WHAT TO PRODUCE
Transcribe each line exactly.
-- START DATA FOR THE TASK --
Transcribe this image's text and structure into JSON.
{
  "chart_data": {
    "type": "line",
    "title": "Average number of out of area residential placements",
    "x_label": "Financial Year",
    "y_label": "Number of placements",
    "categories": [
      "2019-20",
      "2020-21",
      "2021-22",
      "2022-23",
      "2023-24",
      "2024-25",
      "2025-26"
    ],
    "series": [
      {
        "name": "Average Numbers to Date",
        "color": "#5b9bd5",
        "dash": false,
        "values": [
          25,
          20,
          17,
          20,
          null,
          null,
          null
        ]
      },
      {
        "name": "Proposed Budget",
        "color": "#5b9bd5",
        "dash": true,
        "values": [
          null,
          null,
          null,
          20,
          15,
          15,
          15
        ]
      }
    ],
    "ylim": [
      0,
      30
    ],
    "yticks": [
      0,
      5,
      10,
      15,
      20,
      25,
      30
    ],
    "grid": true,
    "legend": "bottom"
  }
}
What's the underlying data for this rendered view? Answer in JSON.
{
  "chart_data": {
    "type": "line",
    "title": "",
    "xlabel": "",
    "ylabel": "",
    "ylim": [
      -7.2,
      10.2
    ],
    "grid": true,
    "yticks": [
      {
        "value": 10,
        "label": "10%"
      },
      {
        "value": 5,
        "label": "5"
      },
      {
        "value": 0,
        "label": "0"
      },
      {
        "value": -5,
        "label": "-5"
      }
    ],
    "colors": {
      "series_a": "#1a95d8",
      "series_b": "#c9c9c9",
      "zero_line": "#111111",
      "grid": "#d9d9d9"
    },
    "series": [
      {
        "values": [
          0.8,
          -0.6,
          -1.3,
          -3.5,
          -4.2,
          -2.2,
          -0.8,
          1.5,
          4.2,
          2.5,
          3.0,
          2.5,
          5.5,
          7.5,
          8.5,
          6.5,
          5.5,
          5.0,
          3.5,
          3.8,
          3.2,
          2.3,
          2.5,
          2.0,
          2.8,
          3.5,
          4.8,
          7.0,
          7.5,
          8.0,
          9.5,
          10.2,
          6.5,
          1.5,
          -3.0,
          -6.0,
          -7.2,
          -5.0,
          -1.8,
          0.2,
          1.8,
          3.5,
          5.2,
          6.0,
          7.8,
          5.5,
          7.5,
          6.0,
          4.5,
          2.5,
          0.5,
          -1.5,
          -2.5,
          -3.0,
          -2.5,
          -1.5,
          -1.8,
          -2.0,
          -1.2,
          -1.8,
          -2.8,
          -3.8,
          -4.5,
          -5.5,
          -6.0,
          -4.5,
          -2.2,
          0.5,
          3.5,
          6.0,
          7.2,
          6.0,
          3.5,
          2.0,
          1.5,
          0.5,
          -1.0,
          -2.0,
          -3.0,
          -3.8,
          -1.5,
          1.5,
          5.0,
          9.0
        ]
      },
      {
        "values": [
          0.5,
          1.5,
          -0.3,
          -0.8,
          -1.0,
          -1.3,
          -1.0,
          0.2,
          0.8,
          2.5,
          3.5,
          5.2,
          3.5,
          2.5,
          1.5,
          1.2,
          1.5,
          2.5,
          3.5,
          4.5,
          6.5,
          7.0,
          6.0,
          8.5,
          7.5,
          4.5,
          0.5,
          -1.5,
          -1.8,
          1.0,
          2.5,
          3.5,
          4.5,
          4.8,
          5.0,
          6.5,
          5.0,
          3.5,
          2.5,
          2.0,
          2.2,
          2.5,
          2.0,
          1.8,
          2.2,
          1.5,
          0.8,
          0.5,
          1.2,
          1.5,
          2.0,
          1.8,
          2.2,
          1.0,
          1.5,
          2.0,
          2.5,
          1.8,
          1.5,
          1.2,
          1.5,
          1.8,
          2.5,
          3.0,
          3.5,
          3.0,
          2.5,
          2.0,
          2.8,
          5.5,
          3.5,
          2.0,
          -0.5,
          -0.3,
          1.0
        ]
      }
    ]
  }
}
-- END DATA FOR THE TASK --
CORRECT RESPONSE
Transcribe this image's text and structure into JSON.
{
  "chart_data": {
    "type": "line",
    "title": "Average number of out of area residential placements",
    "x_label": "Financial Year",
    "y_label": "Number of placements",
    "categories": [
      "2019-20",
      "2020-21",
      "2021-22",
      "2022-23",
      "2023-24",
      "2024-25",
      "2025-26"
    ],
    "series": [
      {
        "name": "Average Numbers to Date",
        "color": "#5b9bd5",
        "dash": false,
        "values": [
          25,
          20,
          17,
          20,
          null,
          null,
          null
        ]
      },
      {
        "name": "Proposed Budget",
        "color": "#5b9bd5",
        "dash": true,
        "values": [
          null,
          null,
          null,
          20,
          15,
          15,
          15
        ]
      }
    ],
    "ylim": [
      0,
      30
    ],
    "yticks": [
      0,
      5,
      10,
      15,
      20,
      25,
      30
    ],
    "grid": true,
    "legend": "bottom"
  }
}
What's the underlying data for this rendered view? Answer in JSON.
{
  "chart_data": {
    "type": "line",
    "title": "",
    "xlabel": "",
    "ylabel": "",
    "ylim": [
      -7.2,
      10.2
    ],
    "grid": true,
    "yticks": [
      {
        "value": 10,
        "label": "10%"
      },
      {
        "value": 5,
        "label": "5"
      },
      {
        "value": 0,
        "label": "0"
      },
      {
        "value": -5,
        "label": "-5"
      }
    ],
    "colors": {
      "series_a": "#1a95d8",
      "series_b": "#c9c9c9",
      "zero_line": "#111111",
      "grid": "#d9d9d9"
    },
    "series": [
      {
        "values": [
          0.8,
          -0.6,
          -1.3,
          -3.5,
          -4.2,
          -2.2,
          -0.8,
          1.5,
          4.2,
          2.5,
          3.0,
          2.5,
          5.5,
          7.5,
          8.5,
          6.5,
          5.5,
          5.0,
          3.5,
          3.8,
          3.2,
          2.3,
          2.5,
          2.0,
          2.8,
          3.5,
          4.8,
          7.0,
          7.5,
          8.0,
          9.5,
          10.2,
          6.5,
          1.5,
          -3.0,
          -6.0,
          -7.2,
          -5.0,
          -1.8,
          0.2,
          1.8,
          3.5,
          5.2,
          6.0,
          7.8,
          5.5,
          7.5,
          6.0,
          4.5,
          2.5,
          0.5,
          -1.5,
          -2.5,
          -3.0,
          -2.5,
          -1.5,
          -1.8,
          -2.0,
          -1.2,
          -1.8,
          -2.8,
          -3.8,
          -4.5,
          -5.5,
          -6.0,
          -4.5,
          -2.2,
          0.5,
          3.5,
          6.0,
          7.2,
          6.0,
          3.5,
          2.0,
          1.5,
          0.5,
          -1.0,
          -2.0,
          -3.0,
          -3.8,
          -1.5,
          1.5,
          5.0,
          9.0
        ]
      },
      {
        "values": [
          0.5,
          1.5,
          -0.3,
          -0.8,
          -1.0,
          -1.3,
          -1.0,
          0.2,
          0.8,
          2.5,
          3.5,
          5.2,
          3.5,
          2.5,
          1.5,
          1.2,
          1.5,
          2.5,
          3.5,
          4.5,
          6.5,
          7.0,
          6.0,
          8.5,
          7.5,
          4.5,
          0.5,
          -1.5,
          -1.8,
          1.0,
          2.5,
          3.5,
          4.5,
          4.8,
          5.0,
          6.5,
          5.0,
          3.5,
          2.5,
          2.0,
          2.2,
          2.5,
          2.0,
          1.8,
          2.2,
          1.5,
          0.8,
          0.5,
          1.2,
          1.5,
          2.0,
          1.8,
          2.2,
          1.0,
          1.5,
          2.0,
          2.5,
          1.8,
          1.5,
          1.2,
          1.5,
          1.8,
          2.5,
          3.0,
          3.5,
          3.0,
          2.5,
          2.0,
          2.8,
          5.5,
          3.5,
          2.0,
          -0.5,
          -0.3,
          1.0
        ]
      }
    ]
  }
}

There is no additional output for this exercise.